INPUT:
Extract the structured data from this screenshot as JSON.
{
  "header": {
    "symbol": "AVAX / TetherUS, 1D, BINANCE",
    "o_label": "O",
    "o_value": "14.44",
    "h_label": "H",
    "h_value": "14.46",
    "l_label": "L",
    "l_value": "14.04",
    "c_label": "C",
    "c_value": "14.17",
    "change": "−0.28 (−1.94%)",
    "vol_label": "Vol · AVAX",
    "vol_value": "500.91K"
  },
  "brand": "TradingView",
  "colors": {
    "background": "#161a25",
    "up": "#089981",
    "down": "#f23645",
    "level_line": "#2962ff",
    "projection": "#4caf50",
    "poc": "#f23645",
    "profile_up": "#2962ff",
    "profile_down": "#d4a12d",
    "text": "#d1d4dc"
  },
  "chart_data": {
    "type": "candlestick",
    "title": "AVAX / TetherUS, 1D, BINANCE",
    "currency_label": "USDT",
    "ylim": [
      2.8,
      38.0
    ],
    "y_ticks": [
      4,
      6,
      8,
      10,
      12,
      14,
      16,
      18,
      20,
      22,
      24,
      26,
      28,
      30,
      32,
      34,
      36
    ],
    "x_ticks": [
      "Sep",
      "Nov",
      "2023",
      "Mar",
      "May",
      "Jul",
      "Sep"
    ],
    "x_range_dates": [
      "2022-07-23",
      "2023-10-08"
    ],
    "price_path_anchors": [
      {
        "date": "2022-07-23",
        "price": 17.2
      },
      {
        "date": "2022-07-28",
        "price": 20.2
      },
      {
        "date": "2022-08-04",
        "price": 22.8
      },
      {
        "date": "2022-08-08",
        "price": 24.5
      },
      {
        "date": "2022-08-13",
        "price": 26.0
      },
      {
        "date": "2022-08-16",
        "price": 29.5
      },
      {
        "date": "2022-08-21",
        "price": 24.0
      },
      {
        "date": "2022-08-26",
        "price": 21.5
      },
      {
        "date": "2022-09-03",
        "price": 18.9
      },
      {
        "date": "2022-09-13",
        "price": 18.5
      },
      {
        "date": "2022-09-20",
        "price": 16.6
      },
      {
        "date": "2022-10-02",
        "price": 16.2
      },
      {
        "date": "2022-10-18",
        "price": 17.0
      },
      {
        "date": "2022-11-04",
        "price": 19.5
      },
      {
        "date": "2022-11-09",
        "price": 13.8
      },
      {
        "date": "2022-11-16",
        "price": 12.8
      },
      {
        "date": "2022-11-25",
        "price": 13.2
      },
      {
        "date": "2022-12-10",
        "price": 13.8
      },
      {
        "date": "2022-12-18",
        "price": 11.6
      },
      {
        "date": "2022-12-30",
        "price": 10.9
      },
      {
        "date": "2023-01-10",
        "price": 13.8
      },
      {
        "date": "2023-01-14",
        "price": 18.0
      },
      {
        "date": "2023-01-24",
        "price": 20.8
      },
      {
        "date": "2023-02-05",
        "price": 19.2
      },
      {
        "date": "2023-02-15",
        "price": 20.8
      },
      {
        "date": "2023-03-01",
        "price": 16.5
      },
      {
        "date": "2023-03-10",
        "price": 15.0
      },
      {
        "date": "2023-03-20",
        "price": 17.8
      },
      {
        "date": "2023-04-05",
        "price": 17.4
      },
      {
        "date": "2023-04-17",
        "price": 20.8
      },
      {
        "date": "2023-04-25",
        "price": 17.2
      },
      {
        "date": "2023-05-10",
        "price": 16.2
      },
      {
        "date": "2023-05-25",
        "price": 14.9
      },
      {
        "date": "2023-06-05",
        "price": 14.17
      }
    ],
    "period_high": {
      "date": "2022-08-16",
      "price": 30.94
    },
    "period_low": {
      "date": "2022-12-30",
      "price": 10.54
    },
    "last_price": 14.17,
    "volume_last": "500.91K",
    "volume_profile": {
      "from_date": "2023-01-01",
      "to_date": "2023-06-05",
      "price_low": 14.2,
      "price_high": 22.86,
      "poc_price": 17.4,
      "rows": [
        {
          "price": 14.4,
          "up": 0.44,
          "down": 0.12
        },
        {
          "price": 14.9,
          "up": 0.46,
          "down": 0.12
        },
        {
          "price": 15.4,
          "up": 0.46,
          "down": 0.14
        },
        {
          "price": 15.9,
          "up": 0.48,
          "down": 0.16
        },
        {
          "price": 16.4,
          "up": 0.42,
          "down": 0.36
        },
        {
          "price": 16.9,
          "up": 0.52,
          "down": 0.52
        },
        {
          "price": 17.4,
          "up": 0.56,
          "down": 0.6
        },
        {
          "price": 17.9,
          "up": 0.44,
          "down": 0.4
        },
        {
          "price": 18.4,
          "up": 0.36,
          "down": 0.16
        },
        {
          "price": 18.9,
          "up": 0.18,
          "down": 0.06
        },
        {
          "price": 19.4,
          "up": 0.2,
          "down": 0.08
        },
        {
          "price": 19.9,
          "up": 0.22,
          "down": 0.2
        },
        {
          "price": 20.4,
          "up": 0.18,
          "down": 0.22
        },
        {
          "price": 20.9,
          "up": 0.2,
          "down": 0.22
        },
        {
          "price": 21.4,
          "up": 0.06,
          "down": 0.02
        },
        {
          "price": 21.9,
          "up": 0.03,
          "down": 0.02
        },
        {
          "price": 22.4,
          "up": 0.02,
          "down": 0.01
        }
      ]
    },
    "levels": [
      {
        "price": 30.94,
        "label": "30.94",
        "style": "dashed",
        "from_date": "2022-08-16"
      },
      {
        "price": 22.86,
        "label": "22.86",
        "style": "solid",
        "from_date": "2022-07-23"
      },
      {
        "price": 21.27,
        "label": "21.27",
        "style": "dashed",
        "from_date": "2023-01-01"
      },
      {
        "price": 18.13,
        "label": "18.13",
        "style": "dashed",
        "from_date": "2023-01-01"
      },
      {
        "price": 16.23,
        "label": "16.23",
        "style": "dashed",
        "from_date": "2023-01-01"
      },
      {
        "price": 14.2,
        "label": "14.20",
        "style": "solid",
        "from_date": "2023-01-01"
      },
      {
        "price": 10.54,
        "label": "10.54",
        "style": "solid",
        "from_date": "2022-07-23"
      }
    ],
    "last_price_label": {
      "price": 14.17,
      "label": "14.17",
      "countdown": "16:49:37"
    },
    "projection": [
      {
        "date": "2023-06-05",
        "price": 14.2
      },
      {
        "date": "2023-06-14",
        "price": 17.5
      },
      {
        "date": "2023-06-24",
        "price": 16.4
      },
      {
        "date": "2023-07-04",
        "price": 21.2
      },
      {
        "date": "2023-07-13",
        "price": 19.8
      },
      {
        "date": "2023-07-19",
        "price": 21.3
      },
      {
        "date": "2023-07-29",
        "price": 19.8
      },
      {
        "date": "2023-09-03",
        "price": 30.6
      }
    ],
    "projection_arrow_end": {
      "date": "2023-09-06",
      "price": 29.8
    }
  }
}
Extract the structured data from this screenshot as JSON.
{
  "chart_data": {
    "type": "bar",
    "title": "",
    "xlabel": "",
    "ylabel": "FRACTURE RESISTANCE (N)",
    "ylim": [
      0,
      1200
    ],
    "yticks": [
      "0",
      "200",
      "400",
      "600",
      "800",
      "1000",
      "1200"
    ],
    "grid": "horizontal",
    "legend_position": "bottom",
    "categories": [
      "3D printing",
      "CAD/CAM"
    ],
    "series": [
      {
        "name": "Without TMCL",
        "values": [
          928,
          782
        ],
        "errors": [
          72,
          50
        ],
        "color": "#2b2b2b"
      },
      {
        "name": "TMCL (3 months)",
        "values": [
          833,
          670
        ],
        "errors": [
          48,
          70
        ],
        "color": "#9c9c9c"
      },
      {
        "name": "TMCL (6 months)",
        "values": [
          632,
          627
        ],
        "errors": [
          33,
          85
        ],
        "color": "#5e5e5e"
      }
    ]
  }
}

WORK INSTRUCTIONS: Each line of the material above needs to be quoted exactly, please.

SOLUTION TO THIS TASK:
Extract the structured data from this screenshot as JSON.
{
  "header": {
    "symbol": "AVAX / TetherUS, 1D, BINANCE",
    "o_label": "O",
    "o_value": "14.44",
    "h_label": "H",
    "h_value": "14.46",
    "l_label": "L",
    "l_value": "14.04",
    "c_label": "C",
    "c_value": "14.17",
    "change": "−0.28 (−1.94%)",
    "vol_label": "Vol · AVAX",
    "vol_value": "500.91K"
  },
  "brand": "TradingView",
  "colors": {
    "background": "#161a25",
    "up": "#089981",
    "down": "#f23645",
    "level_line": "#2962ff",
    "projection": "#4caf50",
    "poc": "#f23645",
    "profile_up": "#2962ff",
    "profile_down": "#d4a12d",
    "text": "#d1d4dc"
  },
  "chart_data": {
    "type": "candlestick",
    "title": "AVAX / TetherUS, 1D, BINANCE",
    "currency_label": "USDT",
    "ylim": [
      2.8,
      38.0
    ],
    "y_ticks": [
      4,
      6,
      8,
      10,
      12,
      14,
      16,
      18,
      20,
      22,
      24,
      26,
      28,
      30,
      32,
      34,
      36
    ],
    "x_ticks": [
      "Sep",
      "Nov",
      "2023",
      "Mar",
      "May",
      "Jul",
      "Sep"
    ],
    "x_range_dates": [
      "2022-07-23",
      "2023-10-08"
    ],
    "price_path_anchors": [
      {
        "date": "2022-07-23",
        "price": 17.2
      },
      {
        "date": "2022-07-28",
        "price": 20.2
      },
      {
        "date": "2022-08-04",
        "price": 22.8
      },
      {
        "date": "2022-08-08",
        "price": 24.5
      },
      {
        "date": "2022-08-13",
        "price": 26.0
      },
      {
        "date": "2022-08-16",
        "price": 29.5
      },
      {
        "date": "2022-08-21",
        "price": 24.0
      },
      {
        "date": "2022-08-26",
        "price": 21.5
      },
      {
        "date": "2022-09-03",
        "price": 18.9
      },
      {
        "date": "2022-09-13",
        "price": 18.5
      },
      {
        "date": "2022-09-20",
        "price": 16.6
      },
      {
        "date": "2022-10-02",
        "price": 16.2
      },
      {
        "date": "2022-10-18",
        "price": 17.0
      },
      {
        "date": "2022-11-04",
        "price": 19.5
      },
      {
        "date": "2022-11-09",
        "price": 13.8
      },
      {
        "date": "2022-11-16",
        "price": 12.8
      },
      {
        "date": "2022-11-25",
        "price": 13.2
      },
      {
        "date": "2022-12-10",
        "price": 13.8
      },
      {
        "date": "2022-12-18",
        "price": 11.6
      },
      {
        "date": "2022-12-30",
        "price": 10.9
      },
      {
        "date": "2023-01-10",
        "price": 13.8
      },
      {
        "date": "2023-01-14",
        "price": 18.0
      },
      {
        "date": "2023-01-24",
        "price": 20.8
      },
      {
        "date": "2023-02-05",
        "price": 19.2
      },
      {
        "date": "2023-02-15",
        "price": 20.8
      },
      {
        "date": "2023-03-01",
        "price": 16.5
      },
      {
        "date": "2023-03-10",
        "price": 15.0
      },
      {
        "date": "2023-03-20",
        "price": 17.8
      },
      {
        "date": "2023-04-05",
        "price": 17.4
      },
      {
        "date": "2023-04-17",
        "price": 20.8
      },
      {
        "date": "2023-04-25",
        "price": 17.2
      },
      {
        "date": "2023-05-10",
        "price": 16.2
      },
      {
        "date": "2023-05-25",
        "price": 14.9
      },
      {
        "date": "2023-06-05",
        "price": 14.17
      }
    ],
    "period_high": {
      "date": "2022-08-16",
      "price": 30.94
    },
    "period_low": {
      "date": "2022-12-30",
      "price": 10.54
    },
    "last_price": 14.17,
    "volume_last": "500.91K",
    "volume_profile": {
      "from_date": "2023-01-01",
      "to_date": "2023-06-05",
      "price_low": 14.2,
      "price_high": 22.86,
      "poc_price": 17.4,
      "rows": [
        {
          "price": 14.4,
          "up": 0.44,
          "down": 0.12
        },
        {
          "price": 14.9,
          "up": 0.46,
          "down": 0.12
        },
        {
          "price": 15.4,
          "up": 0.46,
          "down": 0.14
        },
        {
          "price": 15.9,
          "up": 0.48,
          "down": 0.16
        },
        {
          "price": 16.4,
          "up": 0.42,
          "down": 0.36
        },
        {
          "price": 16.9,
          "up": 0.52,
          "down": 0.52
        },
        {
          "price": 17.4,
          "up": 0.56,
          "down": 0.6
        },
        {
          "price": 17.9,
          "up": 0.44,
          "down": 0.4
        },
        {
          "price": 18.4,
          "up": 0.36,
          "down": 0.16
        },
        {
          "price": 18.9,
          "up": 0.18,
          "down": 0.06
        },
        {
          "price": 19.4,
          "up": 0.2,
          "down": 0.08
        },
        {
          "price": 19.9,
          "up": 0.22,
          "down": 0.2
        },
        {
          "price": 20.4,
          "up": 0.18,
          "down": 0.22
        },
        {
          "price": 20.9,
          "up": 0.2,
          "down": 0.22
        },
        {
          "price": 21.4,
          "up": 0.06,
          "down": 0.02
        },
        {
          "price": 21.9,
          "up": 0.03,
          "down": 0.02
        },
        {
          "price": 22.4,
          "up": 0.02,
          "down": 0.01
        }
      ]
    },
    "levels": [
      {
        "price": 30.94,
        "label": "30.94",
        "style": "dashed",
        "from_date": "2022-08-16"
      },
      {
        "price": 22.86,
        "label": "22.86",
        "style": "solid",
        "from_date": "2022-07-23"
      },
      {
        "price": 21.27,
        "label": "21.27",
        "style": "dashed",
        "from_date": "2023-01-01"
      },
      {
        "price": 18.13,
        "label": "18.13",
        "style": "dashed",
        "from_date": "2023-01-01"
      },
      {
        "price": 16.23,
        "label": "16.23",
        "style": "dashed",
        "from_date": "2023-01-01"
      },
      {
        "price": 14.2,
        "label": "14.20",
        "style": "solid",
        "from_date": "2023-01-01"
      },
      {
        "price": 10.54,
        "label": "10.54",
        "style": "solid",
        "from_date": "2022-07-23"
      }
    ],
    "last_price_label": {
      "price": 14.17,
      "label": "14.17",
      "countdown": "16:49:37"
    },
    "projection": [
      {
        "date": "2023-06-05",
        "price": 14.2
      },
      {
        "date": "2023-06-14",
        "price": 17.5
      },
      {
        "date": "2023-06-24",
        "price": 16.4
      },
      {
        "date": "2023-07-04",
        "price": 21.2
      },
      {
        "date": "2023-07-13",
        "price": 19.8
      },
      {
        "date": "2023-07-19",
        "price": 21.3
      },
      {
        "date": "2023-07-29",
        "price": 19.8
      },
      {
        "date": "2023-09-03",
        "price": 30.6
      }
    ],
    "projection_arrow_end": {
      "date": "2023-09-06",
      "price": 29.8
    }
  }
}
Extract the structured data from this screenshot as JSON.
{
  "chart_data": {
    "type": "bar",
    "title": "",
    "xlabel": "",
    "ylabel": "FRACTURE RESISTANCE (N)",
    "ylim": [
      0,
      1200
    ],
    "yticks": [
      "0",
      "200",
      "400",
      "600",
      "800",
      "1000",
      "1200"
    ],
    "grid": "horizontal",
    "legend_position": "bottom",
    "categories": [
      "3D printing",
      "CAD/CAM"
    ],
    "series": [
      {
        "name": "Without TMCL",
        "values": [
          928,
          782
        ],
        "errors": [
          72,
          50
        ],
        "color": "#2b2b2b"
      },
      {
        "name": "TMCL (3 months)",
        "values": [
          833,
          670
        ],
        "errors": [
          48,
          70
        ],
        "color": "#9c9c9c"
      },
      {
        "name": "TMCL (6 months)",
        "values": [
          632,
          627
        ],
        "errors": [
          33,
          85
        ],
        "color": "#5e5e5e"
      }
    ]
  }
}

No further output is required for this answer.